(Collected data entries)
*** Begin section ***

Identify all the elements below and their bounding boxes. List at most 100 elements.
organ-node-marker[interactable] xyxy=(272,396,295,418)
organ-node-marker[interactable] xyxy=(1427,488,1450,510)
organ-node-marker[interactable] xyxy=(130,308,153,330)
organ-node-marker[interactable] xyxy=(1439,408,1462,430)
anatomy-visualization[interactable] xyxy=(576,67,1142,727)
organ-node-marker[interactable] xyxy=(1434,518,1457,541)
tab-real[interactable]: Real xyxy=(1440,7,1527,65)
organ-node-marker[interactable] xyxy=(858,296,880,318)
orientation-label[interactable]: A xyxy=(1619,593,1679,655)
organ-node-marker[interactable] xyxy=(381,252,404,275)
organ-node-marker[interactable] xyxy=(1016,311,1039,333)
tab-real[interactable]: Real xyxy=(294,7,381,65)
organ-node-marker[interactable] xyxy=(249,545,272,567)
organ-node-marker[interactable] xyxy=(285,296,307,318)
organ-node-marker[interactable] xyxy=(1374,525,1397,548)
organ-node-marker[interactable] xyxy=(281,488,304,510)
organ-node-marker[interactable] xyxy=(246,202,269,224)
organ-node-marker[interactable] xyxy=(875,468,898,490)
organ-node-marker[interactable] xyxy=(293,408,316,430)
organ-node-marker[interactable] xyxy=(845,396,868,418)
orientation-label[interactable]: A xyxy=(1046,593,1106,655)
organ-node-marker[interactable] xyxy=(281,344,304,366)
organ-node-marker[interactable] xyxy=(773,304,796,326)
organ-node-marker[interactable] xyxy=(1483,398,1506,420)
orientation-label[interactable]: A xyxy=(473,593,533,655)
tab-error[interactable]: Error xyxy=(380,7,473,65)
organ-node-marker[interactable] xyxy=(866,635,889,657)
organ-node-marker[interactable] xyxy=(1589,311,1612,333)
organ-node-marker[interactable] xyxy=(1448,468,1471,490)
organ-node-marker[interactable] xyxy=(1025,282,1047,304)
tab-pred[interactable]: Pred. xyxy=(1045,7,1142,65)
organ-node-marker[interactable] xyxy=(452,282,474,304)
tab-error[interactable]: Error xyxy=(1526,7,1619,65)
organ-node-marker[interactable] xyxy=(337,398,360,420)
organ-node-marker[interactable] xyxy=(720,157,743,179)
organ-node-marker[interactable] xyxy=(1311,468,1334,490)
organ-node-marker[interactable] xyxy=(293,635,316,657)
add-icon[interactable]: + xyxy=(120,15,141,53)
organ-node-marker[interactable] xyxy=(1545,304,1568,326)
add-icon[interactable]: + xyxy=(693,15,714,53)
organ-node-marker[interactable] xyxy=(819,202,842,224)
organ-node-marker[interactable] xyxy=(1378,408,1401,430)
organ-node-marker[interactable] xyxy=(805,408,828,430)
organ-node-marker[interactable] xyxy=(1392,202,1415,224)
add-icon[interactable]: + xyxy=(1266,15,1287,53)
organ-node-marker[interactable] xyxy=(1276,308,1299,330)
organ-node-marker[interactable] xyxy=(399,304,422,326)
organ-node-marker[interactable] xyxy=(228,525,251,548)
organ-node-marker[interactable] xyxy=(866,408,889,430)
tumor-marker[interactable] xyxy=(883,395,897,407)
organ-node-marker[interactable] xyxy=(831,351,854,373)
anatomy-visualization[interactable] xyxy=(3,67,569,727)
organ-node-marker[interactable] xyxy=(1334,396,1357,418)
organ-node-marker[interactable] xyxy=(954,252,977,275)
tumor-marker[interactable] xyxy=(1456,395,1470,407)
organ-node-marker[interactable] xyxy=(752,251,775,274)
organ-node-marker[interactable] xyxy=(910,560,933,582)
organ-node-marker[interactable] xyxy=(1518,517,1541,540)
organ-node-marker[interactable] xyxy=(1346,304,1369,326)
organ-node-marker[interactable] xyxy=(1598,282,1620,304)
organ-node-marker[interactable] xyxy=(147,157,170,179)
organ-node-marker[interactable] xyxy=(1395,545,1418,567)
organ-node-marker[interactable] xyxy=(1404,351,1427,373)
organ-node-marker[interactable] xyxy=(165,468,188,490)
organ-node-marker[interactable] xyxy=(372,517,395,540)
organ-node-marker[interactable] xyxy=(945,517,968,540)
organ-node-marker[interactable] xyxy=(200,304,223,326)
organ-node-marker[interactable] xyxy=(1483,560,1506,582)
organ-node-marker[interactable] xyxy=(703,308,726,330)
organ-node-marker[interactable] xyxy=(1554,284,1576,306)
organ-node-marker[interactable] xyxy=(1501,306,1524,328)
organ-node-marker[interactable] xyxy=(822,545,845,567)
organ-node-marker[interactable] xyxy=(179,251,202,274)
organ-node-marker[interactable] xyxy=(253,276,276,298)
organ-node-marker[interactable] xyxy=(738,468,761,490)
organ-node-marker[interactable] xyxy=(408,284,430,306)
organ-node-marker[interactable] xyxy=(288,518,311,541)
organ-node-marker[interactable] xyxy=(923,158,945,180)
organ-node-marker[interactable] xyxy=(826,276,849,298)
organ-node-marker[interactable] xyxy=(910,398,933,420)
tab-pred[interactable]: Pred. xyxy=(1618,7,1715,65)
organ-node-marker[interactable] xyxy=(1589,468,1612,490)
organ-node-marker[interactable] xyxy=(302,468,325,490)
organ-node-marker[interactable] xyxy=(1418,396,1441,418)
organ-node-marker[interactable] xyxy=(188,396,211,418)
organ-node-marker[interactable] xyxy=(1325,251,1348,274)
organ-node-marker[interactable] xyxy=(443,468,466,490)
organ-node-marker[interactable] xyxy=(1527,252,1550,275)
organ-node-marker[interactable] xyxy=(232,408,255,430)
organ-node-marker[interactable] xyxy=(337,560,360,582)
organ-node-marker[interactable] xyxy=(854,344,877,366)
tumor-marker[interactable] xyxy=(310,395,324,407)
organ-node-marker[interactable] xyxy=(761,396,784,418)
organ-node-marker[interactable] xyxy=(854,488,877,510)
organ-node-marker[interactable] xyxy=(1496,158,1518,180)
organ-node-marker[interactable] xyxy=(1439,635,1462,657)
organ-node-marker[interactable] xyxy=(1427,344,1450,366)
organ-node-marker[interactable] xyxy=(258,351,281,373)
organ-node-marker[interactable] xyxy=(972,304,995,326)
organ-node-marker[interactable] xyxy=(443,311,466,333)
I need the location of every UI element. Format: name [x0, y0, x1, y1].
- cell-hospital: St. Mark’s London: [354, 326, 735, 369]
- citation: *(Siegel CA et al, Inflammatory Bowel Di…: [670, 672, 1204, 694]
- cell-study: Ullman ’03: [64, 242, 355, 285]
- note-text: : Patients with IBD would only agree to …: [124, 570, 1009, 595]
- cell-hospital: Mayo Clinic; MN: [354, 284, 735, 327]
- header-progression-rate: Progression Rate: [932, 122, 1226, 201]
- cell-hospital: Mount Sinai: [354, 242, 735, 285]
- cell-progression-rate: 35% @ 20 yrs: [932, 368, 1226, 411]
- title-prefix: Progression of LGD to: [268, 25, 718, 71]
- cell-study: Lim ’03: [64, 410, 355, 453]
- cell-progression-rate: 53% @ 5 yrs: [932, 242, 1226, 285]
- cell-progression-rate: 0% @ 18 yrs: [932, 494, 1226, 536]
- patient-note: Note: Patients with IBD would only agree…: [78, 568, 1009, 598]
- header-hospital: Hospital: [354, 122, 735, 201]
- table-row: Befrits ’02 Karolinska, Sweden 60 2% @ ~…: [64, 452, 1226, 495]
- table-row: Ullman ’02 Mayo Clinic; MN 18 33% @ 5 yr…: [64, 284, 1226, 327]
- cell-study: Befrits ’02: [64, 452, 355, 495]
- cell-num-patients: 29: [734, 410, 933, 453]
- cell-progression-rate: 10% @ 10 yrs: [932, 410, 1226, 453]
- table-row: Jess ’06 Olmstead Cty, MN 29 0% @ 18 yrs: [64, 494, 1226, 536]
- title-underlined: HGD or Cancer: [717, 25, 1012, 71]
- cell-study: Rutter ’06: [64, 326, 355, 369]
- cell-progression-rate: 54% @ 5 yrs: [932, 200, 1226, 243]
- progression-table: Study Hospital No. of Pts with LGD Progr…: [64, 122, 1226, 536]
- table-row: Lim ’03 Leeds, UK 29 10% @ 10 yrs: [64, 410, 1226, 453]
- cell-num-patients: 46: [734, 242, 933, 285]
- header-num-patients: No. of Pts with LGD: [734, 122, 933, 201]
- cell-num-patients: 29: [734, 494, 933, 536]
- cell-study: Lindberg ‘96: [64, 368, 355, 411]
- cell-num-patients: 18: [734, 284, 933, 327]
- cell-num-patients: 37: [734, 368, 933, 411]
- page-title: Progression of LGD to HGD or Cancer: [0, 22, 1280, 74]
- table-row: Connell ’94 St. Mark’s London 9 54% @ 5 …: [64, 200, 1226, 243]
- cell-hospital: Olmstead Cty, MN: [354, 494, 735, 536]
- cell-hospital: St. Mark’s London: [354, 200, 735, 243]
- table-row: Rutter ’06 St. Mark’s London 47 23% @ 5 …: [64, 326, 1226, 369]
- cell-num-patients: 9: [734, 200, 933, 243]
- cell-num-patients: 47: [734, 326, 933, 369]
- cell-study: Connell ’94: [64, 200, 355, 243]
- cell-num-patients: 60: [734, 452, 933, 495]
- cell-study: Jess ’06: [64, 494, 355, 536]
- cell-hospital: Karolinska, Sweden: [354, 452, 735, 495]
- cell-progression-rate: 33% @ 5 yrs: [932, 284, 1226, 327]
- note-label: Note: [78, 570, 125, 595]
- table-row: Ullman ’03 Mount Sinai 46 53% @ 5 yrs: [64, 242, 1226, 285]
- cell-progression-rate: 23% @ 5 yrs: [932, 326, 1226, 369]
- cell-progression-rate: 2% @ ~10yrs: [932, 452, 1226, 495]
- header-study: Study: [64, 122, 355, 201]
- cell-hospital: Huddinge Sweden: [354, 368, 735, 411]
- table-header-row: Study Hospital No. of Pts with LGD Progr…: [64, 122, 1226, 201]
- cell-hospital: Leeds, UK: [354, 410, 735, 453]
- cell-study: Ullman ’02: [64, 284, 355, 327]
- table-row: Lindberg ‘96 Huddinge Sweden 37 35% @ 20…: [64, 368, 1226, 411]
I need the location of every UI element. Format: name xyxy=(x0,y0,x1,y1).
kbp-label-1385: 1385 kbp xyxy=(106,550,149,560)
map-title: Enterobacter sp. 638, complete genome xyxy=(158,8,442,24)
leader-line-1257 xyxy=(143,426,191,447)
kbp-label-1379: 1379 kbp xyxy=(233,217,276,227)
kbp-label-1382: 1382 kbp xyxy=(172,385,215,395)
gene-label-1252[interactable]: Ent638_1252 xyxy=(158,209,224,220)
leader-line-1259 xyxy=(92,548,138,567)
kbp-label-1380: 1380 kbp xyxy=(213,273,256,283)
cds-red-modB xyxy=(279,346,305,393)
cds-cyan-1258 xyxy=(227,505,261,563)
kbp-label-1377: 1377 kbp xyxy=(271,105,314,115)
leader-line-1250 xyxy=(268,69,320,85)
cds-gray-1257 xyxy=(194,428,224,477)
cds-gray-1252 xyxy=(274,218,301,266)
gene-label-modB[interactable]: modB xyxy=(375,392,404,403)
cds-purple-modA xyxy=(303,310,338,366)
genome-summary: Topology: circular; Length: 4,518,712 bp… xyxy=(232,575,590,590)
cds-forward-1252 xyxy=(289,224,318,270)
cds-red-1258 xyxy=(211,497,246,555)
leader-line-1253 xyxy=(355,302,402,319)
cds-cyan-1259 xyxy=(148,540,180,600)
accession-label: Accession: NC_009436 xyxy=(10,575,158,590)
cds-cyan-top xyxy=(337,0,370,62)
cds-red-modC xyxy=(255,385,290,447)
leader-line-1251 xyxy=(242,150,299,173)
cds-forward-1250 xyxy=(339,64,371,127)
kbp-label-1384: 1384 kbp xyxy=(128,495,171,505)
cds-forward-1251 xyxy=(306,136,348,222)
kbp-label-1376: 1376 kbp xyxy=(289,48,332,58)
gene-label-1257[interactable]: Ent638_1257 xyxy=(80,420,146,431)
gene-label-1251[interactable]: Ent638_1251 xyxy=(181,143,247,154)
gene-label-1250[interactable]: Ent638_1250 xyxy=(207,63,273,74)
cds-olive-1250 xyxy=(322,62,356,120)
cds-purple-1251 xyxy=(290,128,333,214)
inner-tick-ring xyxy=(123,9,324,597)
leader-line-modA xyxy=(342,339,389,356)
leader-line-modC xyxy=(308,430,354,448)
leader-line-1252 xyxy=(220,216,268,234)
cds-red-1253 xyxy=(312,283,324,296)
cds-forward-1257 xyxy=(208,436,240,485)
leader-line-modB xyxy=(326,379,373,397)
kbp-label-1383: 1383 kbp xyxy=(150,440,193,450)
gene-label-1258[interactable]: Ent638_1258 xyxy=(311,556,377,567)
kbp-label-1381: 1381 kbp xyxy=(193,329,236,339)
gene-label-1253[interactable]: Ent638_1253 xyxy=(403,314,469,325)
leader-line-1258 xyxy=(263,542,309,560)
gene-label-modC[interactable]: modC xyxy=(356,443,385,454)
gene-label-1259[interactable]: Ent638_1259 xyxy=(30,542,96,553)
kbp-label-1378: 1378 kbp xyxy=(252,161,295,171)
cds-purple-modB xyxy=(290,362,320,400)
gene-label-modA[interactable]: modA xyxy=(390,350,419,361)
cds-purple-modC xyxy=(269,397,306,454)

*** End section ***

Within the data above, how many lines contain the word "Lindberg"? Write only the number.

2